*What the exercise asks:* Filter the listing and keep only the lines with the word "chestnut".

*Materials provided:*
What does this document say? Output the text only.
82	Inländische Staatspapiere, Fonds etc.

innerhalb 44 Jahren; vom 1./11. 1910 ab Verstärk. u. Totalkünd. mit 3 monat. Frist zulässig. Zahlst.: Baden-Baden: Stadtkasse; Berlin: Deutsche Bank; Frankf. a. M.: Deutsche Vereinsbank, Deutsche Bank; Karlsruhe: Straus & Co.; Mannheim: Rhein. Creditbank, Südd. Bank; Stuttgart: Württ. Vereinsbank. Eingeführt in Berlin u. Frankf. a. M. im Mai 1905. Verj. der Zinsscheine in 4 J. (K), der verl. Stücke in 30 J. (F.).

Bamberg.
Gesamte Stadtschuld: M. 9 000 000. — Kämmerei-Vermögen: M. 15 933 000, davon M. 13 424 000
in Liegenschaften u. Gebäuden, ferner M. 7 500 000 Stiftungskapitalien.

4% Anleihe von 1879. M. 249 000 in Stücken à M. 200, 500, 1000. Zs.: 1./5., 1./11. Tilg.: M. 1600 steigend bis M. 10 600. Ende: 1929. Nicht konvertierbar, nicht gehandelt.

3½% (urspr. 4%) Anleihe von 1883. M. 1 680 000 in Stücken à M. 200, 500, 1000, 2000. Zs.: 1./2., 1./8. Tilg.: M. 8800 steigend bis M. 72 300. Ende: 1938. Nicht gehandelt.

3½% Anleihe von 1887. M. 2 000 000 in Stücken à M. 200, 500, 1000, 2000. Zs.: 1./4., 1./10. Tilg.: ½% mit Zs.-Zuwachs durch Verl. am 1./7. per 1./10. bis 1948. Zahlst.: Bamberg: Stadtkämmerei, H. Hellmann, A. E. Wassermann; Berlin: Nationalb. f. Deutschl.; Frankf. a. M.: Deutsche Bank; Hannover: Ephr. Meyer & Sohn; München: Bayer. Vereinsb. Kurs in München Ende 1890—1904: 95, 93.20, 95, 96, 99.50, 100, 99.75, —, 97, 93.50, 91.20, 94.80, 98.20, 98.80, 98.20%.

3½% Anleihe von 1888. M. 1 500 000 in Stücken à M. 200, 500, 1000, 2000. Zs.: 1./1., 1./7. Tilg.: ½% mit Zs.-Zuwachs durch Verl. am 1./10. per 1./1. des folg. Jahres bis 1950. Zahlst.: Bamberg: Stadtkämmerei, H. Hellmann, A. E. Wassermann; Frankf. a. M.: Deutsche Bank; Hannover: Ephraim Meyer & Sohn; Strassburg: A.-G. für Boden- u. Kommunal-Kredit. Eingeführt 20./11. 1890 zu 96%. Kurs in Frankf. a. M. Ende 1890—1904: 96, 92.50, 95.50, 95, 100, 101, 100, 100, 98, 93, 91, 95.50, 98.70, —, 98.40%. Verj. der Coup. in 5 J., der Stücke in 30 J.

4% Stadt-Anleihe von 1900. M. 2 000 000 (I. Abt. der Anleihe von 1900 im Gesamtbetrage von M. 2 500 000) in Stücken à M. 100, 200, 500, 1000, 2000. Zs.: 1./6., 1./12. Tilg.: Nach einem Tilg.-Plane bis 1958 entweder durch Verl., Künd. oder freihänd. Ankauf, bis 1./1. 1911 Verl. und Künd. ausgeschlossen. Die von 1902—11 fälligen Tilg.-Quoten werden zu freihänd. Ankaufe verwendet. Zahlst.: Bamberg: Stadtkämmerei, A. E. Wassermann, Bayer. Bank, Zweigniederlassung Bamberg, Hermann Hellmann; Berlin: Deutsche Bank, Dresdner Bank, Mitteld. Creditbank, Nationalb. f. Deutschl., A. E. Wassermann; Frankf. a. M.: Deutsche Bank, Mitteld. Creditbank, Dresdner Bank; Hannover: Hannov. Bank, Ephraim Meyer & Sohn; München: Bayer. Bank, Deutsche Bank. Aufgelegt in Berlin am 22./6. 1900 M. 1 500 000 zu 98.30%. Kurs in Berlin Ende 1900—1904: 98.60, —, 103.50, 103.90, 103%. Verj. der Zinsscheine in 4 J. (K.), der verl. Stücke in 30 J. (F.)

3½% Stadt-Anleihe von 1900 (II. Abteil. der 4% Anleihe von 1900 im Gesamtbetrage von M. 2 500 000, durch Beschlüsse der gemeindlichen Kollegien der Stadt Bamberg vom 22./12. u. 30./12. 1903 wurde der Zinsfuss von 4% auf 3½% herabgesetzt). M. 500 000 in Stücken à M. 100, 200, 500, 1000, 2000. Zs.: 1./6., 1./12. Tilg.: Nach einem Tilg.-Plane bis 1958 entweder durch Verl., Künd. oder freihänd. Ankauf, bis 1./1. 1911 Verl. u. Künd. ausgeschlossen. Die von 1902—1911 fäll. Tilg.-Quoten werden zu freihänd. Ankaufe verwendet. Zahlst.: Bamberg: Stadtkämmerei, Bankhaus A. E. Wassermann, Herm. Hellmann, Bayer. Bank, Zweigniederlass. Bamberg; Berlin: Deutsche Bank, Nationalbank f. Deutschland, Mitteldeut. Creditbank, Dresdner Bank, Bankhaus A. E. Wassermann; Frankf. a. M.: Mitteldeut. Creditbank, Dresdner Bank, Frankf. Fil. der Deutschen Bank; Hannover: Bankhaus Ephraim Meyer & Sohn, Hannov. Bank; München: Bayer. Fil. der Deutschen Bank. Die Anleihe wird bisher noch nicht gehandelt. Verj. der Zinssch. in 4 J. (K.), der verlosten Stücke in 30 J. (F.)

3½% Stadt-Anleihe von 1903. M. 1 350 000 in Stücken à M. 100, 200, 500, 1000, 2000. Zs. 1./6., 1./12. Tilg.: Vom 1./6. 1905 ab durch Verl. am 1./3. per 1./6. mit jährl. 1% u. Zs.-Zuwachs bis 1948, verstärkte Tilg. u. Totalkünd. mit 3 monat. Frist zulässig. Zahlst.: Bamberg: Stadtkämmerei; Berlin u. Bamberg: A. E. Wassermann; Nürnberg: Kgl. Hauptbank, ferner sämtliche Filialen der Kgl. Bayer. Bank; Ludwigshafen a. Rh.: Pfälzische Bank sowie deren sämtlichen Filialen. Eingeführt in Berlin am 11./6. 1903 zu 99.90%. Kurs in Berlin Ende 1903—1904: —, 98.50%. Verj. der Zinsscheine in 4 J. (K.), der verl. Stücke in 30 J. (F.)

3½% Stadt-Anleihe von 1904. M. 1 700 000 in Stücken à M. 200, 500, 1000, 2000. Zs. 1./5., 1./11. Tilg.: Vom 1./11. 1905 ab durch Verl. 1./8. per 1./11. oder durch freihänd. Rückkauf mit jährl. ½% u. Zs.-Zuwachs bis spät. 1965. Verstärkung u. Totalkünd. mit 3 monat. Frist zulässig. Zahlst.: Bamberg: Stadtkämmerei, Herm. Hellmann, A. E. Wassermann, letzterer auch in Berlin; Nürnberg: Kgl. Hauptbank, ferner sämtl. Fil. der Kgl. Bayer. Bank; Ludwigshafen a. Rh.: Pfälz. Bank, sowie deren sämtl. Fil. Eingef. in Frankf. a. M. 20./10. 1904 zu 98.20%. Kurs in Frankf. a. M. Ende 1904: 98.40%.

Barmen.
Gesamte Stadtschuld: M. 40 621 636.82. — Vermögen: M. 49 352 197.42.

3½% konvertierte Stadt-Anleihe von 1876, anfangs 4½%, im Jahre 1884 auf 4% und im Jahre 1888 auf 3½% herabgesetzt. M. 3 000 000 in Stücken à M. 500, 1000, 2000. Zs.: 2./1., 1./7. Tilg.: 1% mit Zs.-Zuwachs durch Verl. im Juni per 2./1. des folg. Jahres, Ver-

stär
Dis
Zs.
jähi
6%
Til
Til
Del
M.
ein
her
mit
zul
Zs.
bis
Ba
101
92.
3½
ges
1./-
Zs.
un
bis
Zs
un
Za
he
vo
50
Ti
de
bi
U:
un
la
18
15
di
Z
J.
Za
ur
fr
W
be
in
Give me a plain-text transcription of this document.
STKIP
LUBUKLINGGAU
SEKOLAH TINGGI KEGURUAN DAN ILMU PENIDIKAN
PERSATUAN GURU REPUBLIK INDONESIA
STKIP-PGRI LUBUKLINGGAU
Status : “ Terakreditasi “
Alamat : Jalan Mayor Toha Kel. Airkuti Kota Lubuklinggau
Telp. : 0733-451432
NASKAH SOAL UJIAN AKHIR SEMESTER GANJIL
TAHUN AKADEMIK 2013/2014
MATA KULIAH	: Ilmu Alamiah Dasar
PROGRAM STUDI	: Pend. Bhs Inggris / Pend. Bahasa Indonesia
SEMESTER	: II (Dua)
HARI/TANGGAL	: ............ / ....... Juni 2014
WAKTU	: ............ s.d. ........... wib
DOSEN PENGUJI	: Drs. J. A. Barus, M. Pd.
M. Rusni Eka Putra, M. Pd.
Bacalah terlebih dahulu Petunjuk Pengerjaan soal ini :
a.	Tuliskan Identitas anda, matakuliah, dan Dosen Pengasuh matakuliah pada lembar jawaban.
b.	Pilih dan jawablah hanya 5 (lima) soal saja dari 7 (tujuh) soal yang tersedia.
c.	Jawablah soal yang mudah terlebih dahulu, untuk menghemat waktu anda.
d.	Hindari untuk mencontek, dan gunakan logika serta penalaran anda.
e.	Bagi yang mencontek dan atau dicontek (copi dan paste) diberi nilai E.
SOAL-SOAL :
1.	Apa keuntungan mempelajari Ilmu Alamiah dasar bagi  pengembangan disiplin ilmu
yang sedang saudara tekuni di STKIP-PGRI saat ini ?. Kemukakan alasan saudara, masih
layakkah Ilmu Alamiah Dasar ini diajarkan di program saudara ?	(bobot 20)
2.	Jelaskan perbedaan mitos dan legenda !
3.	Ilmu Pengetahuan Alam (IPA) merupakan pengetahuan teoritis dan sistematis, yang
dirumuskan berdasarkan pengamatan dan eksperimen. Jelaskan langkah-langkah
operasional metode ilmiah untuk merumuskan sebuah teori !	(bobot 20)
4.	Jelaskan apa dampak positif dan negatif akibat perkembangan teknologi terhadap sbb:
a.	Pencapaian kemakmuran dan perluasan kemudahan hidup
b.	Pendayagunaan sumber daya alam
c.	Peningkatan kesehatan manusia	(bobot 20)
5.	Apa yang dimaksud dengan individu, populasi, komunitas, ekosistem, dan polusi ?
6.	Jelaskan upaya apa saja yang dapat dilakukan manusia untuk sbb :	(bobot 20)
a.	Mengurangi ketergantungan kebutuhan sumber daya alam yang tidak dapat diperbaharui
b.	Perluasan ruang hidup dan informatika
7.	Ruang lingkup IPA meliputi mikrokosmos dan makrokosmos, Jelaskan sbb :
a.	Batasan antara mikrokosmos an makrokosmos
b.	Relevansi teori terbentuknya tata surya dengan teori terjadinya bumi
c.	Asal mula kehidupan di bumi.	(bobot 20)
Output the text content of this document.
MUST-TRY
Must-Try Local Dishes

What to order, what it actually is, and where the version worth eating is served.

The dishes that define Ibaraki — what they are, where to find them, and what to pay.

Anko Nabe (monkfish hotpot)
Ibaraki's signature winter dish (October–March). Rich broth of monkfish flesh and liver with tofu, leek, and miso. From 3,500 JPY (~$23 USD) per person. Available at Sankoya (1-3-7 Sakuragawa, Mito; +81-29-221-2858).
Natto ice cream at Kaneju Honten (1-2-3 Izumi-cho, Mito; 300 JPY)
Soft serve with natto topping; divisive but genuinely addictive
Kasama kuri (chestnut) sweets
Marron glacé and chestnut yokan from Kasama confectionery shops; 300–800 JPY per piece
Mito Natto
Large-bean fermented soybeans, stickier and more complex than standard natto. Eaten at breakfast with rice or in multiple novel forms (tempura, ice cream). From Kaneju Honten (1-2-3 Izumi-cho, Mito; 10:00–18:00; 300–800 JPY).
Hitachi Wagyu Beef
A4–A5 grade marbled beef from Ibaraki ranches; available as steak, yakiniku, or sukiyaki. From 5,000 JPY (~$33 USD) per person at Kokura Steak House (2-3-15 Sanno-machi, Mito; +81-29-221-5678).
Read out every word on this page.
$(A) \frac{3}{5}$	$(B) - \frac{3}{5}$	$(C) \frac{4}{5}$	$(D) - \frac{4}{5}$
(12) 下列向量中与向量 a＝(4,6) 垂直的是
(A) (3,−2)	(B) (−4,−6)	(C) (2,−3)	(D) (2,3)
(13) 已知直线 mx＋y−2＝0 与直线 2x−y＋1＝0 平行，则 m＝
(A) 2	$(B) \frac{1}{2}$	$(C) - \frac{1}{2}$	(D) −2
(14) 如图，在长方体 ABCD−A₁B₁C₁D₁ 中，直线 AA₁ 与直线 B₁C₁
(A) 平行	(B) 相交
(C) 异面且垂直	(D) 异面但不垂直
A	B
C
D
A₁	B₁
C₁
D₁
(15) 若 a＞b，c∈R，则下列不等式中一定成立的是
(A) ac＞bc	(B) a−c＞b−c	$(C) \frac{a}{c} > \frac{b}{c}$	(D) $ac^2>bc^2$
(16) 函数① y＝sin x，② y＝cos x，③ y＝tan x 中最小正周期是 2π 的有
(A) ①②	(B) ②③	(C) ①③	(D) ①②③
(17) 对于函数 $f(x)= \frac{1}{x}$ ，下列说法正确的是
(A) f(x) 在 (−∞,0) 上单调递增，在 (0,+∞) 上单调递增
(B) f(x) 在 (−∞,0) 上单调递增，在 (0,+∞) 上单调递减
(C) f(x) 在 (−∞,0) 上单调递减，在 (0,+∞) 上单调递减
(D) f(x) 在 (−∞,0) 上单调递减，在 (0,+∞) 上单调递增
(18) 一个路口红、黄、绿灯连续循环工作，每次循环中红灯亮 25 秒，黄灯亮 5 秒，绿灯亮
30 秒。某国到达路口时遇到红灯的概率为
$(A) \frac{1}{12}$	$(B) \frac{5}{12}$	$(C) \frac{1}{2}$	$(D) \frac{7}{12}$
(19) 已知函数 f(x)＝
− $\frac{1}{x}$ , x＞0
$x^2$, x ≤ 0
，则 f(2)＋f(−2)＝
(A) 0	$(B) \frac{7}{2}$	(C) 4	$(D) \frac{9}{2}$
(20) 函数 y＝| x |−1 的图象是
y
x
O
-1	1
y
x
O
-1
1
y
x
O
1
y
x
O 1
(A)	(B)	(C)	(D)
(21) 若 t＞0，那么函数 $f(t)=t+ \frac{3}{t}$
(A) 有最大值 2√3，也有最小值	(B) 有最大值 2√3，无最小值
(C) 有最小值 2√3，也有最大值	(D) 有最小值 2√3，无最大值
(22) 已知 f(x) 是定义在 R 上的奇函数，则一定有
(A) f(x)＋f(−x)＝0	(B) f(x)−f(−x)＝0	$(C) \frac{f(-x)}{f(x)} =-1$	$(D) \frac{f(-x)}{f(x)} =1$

*Expected output:*
Kasama kuri (chestnut) sweets
Marron glacé and chestnut yokan from Kasama confectionery shops; 300–800 JPY per piece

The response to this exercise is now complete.